(Exercise description): Print the entire listing. Each line must match the original exactly.

_ _ _ _

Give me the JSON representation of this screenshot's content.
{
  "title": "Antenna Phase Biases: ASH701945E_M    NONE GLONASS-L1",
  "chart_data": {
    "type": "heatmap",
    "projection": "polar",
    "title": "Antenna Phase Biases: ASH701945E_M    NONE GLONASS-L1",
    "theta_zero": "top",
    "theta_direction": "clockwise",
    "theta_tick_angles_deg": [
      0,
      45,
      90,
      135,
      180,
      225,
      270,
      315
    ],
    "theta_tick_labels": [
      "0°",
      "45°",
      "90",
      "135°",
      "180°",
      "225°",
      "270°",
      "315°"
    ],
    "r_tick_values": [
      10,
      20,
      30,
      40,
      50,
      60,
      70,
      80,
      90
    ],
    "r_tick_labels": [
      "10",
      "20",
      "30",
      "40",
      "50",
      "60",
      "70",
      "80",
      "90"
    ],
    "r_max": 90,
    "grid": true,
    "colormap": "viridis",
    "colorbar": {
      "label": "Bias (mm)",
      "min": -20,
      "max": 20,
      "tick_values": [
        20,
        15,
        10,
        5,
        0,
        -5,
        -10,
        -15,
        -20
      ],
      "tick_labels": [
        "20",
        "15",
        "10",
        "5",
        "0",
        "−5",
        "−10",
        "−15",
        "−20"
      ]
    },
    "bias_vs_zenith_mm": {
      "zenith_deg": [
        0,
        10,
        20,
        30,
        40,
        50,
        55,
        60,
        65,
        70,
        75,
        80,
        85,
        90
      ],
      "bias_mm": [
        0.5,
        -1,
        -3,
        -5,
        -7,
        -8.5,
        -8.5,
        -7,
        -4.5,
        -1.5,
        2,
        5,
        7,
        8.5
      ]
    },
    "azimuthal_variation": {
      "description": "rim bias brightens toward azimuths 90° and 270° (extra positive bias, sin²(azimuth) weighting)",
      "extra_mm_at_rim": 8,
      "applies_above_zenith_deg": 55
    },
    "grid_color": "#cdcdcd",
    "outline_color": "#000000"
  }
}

_ _ _ _

(Result of this exercise):
Give me the JSON representation of this screenshot's content.
{
  "title": "Antenna Phase Biases: ASH701945E_M    NONE GLONASS-L1",
  "chart_data": {
    "type": "heatmap",
    "projection": "polar",
    "title": "Antenna Phase Biases: ASH701945E_M    NONE GLONASS-L1",
    "theta_zero": "top",
    "theta_direction": "clockwise",
    "theta_tick_angles_deg": [
      0,
      45,
      90,
      135,
      180,
      225,
      270,
      315
    ],
    "theta_tick_labels": [
      "0°",
      "45°",
      "90",
      "135°",
      "180°",
      "225°",
      "270°",
      "315°"
    ],
    "r_tick_values": [
      10,
      20,
      30,
      40,
      50,
      60,
      70,
      80,
      90
    ],
    "r_tick_labels": [
      "10",
      "20",
      "30",
      "40",
      "50",
      "60",
      "70",
      "80",
      "90"
    ],
    "r_max": 90,
    "grid": true,
    "colormap": "viridis",
    "colorbar": {
      "label": "Bias (mm)",
      "min": -20,
      "max": 20,
      "tick_values": [
        20,
        15,
        10,
        5,
        0,
        -5,
        -10,
        -15,
        -20
      ],
      "tick_labels": [
        "20",
        "15",
        "10",
        "5",
        "0",
        "−5",
        "−10",
        "−15",
        "−20"
      ]
    },
    "bias_vs_zenith_mm": {
      "zenith_deg": [
        0,
        10,
        20,
        30,
        40,
        50,
        55,
        60,
        65,
        70,
        75,
        80,
        85,
        90
      ],
      "bias_mm": [
        0.5,
        -1,
        -3,
        -5,
        -7,
        -8.5,
        -8.5,
        -7,
        -4.5,
        -1.5,
        2,
        5,
        7,
        8.5
      ]
    },
    "azimuthal_variation": {
      "description": "rim bias brightens toward azimuths 90° and 270° (extra positive bias, sin²(azimuth) weighting)",
      "extra_mm_at_rim": 8,
      "applies_above_zenith_deg": 55
    },
    "grid_color": "#cdcdcd",
    "outline_color": "#000000"
  }
}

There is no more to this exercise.